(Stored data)
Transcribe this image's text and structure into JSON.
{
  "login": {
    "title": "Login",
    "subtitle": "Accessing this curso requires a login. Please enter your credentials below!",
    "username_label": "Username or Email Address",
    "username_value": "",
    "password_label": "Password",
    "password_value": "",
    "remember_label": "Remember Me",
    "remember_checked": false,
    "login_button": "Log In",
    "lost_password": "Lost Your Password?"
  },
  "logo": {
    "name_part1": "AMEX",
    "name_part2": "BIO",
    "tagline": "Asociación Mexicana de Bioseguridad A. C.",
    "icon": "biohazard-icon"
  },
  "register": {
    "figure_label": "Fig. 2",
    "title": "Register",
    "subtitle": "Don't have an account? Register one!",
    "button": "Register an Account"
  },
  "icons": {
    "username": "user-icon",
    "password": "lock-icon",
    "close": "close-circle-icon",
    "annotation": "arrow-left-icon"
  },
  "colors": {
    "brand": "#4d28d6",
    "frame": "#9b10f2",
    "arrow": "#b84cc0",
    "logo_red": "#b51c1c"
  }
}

STATED GOAL >> Locate all lines holding the word "arrow", then copy them out.

CORRECT RESULT >>
    "annotation": "arrow-left-icon"
    "arrow": "#b84cc0",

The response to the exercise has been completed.